Count the lines containing "USER" in the entries underneath, and state that count without anything else.
• • • • •
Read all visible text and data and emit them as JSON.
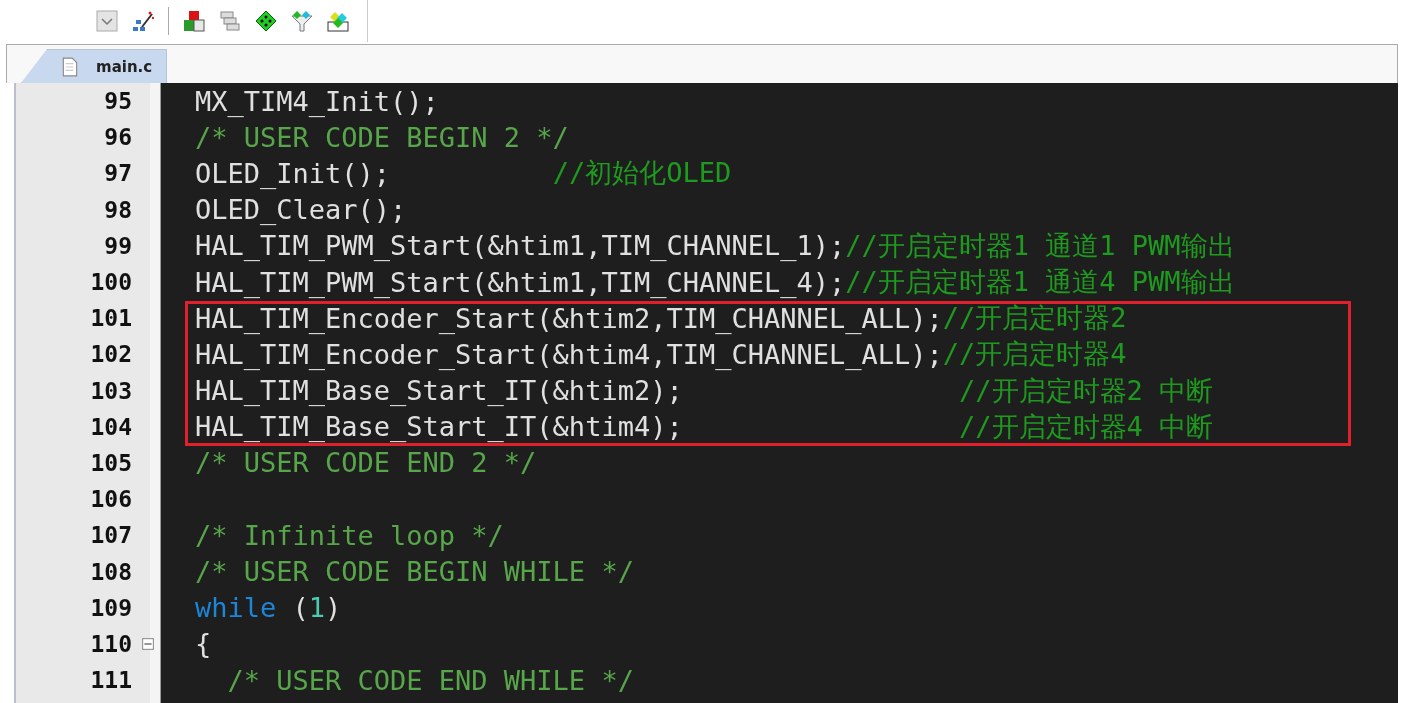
{
  "tabs": [
    {
      "label": "main.c",
      "selected": true
    }
  ],
  "lines": [
    {
      "number": "95",
      "tokens": [
        {
          "kind": "plain",
          "text": "MX_TIM4_Init();"
        }
      ]
    },
    {
      "number": "96",
      "tokens": [
        {
          "kind": "comment",
          "text": "/* USER CODE BEGIN 2 */"
        }
      ]
    },
    {
      "number": "97",
      "tokens": [
        {
          "kind": "plain",
          "text": "OLED_Init();          "
        },
        {
          "kind": "line-comment",
          "text": "//初始化OLED"
        }
      ]
    },
    {
      "number": "98",
      "tokens": [
        {
          "kind": "plain",
          "text": "OLED_Clear();"
        }
      ]
    },
    {
      "number": "99",
      "tokens": [
        {
          "kind": "plain",
          "text": "HAL_TIM_PWM_Start(&htim1,TIM_CHANNEL_1);"
        },
        {
          "kind": "line-comment",
          "text": "//开启定时器1 通道1 PWM输出"
        }
      ]
    },
    {
      "number": "100",
      "tokens": [
        {
          "kind": "plain",
          "text": "HAL_TIM_PWM_Start(&htim1,TIM_CHANNEL_4);"
        },
        {
          "kind": "line-comment",
          "text": "//开启定时器1 通道4 PWM输出"
        }
      ]
    },
    {
      "number": "101",
      "highlighted": true,
      "tokens": [
        {
          "kind": "plain",
          "text": "HAL_TIM_Encoder_Start(&htim2,TIM_CHANNEL_ALL);"
        },
        {
          "kind": "line-comment",
          "text": "//开启定时器2"
        }
      ]
    },
    {
      "number": "102",
      "highlighted": true,
      "tokens": [
        {
          "kind": "plain",
          "text": "HAL_TIM_Encoder_Start(&htim4,TIM_CHANNEL_ALL);"
        },
        {
          "kind": "line-comment",
          "text": "//开启定时器4"
        }
      ]
    },
    {
      "number": "103",
      "highlighted": true,
      "tokens": [
        {
          "kind": "plain",
          "text": "HAL_TIM_Base_Start_IT(&htim2);                 "
        },
        {
          "kind": "line-comment",
          "text": "//开启定时器2 中断"
        }
      ]
    },
    {
      "number": "104",
      "highlighted": true,
      "tokens": [
        {
          "kind": "plain",
          "text": "HAL_TIM_Base_Start_IT(&htim4);                 "
        },
        {
          "kind": "line-comment",
          "text": "//开启定时器4 中断"
        }
      ]
    },
    {
      "number": "105",
      "tokens": [
        {
          "kind": "comment",
          "text": "/* USER CODE END 2 */"
        }
      ]
    },
    {
      "number": "106"
    },
    {
      "number": "107",
      "tokens": [
        {
          "kind": "comment",
          "text": "/* Infinite loop */"
        }
      ]
    },
    {
      "number": "108",
      "tokens": [
        {
          "kind": "comment",
          "text": "/* USER CODE BEGIN WHILE */"
        }
      ]
    },
    {
      "number": "109",
      "tokens": [
        {
          "kind": "keyword",
          "text": "while"
        },
        {
          "kind": "plain",
          "text": " ("
        },
        {
          "kind": "number",
          "text": "1"
        },
        {
          "kind": "plain",
          "text": ")"
        }
      ]
    },
    {
      "number": "110",
      "expanded": true,
      "tokens": [
        {
          "kind": "plain",
          "text": "{"
        }
      ]
    },
    {
      "number": "111",
      "tokens": [
        {
          "kind": "comment",
          "text": "  /* USER CODE END WHILE */"
        }
      ]
    }
  ]
}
• • • • •
# Response to the exercise
4